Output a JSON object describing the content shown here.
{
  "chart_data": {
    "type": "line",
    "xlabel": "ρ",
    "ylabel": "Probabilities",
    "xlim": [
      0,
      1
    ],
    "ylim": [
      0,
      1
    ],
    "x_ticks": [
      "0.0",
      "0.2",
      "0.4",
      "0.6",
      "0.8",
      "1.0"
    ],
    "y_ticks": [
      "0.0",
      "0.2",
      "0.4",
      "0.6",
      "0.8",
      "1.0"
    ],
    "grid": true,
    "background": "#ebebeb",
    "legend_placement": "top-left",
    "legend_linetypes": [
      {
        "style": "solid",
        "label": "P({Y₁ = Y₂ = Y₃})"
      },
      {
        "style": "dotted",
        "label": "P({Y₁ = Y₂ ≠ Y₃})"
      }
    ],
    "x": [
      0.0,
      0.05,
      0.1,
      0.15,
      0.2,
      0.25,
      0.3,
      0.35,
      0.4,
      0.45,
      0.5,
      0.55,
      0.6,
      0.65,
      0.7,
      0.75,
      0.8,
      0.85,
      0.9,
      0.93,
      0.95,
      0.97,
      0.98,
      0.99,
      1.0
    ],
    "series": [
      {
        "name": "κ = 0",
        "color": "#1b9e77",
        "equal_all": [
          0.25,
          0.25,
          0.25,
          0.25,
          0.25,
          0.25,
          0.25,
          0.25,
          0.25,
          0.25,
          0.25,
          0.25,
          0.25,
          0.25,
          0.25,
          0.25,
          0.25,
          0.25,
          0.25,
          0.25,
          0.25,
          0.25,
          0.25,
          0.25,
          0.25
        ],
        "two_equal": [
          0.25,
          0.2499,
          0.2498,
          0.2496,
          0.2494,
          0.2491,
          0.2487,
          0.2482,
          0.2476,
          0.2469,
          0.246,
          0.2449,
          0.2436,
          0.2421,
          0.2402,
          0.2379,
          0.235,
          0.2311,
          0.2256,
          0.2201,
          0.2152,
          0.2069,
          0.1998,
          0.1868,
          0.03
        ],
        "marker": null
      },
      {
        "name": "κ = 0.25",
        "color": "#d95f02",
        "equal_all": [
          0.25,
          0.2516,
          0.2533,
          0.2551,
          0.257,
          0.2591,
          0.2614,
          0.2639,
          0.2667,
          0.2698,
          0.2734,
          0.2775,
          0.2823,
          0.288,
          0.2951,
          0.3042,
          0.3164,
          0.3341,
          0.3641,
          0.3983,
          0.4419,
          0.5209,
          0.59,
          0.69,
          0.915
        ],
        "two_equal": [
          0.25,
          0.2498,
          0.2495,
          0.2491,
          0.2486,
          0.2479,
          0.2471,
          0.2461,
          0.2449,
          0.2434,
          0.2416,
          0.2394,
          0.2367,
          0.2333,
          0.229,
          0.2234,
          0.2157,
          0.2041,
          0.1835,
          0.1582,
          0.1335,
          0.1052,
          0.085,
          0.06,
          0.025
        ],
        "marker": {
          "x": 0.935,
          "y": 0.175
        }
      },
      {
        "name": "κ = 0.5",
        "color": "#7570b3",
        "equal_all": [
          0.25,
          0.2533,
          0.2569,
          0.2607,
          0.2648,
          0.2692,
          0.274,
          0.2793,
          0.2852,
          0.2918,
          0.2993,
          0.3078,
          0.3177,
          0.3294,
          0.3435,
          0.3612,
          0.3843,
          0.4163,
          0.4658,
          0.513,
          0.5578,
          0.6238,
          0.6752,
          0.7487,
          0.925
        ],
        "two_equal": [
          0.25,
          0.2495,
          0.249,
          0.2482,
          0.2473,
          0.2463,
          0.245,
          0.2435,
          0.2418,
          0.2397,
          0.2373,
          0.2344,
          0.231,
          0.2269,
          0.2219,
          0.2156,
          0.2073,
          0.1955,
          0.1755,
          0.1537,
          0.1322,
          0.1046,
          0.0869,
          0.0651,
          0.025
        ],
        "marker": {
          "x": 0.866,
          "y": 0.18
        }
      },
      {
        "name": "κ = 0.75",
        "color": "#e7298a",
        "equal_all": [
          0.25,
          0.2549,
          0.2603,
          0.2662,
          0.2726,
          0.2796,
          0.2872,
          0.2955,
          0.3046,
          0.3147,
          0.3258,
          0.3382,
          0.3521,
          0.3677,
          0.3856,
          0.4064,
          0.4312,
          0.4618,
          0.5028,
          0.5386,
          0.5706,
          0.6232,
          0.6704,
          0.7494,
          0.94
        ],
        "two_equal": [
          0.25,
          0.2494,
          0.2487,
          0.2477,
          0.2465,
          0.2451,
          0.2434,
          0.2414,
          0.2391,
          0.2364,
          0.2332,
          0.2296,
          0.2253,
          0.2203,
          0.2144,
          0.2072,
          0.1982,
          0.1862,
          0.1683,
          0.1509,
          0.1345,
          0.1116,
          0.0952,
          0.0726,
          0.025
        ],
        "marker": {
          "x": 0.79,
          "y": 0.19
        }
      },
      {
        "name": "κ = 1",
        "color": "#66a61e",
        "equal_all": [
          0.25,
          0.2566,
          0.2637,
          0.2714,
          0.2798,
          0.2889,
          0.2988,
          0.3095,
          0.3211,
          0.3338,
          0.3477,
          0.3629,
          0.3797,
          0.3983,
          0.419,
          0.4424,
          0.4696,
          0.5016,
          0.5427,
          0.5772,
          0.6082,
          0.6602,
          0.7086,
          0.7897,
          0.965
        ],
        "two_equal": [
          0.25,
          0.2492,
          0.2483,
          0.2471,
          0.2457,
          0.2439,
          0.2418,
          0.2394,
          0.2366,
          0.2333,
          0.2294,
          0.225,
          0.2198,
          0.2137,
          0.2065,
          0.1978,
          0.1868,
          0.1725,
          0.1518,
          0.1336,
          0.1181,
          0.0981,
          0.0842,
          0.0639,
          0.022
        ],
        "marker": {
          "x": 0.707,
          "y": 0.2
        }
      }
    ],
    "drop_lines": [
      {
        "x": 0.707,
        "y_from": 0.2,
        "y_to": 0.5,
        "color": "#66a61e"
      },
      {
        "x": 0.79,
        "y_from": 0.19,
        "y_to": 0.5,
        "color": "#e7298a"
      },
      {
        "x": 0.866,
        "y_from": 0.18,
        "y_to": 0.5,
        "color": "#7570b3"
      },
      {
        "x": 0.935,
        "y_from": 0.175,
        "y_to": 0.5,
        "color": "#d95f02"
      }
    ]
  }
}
..........
- _YOUR GOAL_: Look for the word "color" and return every line where it occurs.

- _SOLUTION TO THE PROBLEM_:
        "color": "#1b9e77",
        "color": "#d95f02",
        "color": "#7570b3",
        "color": "#e7298a",
        "color": "#66a61e",
        "color": "#66a61e"
        "color": "#e7298a"
        "color": "#7570b3"
        "color": "#d95f02"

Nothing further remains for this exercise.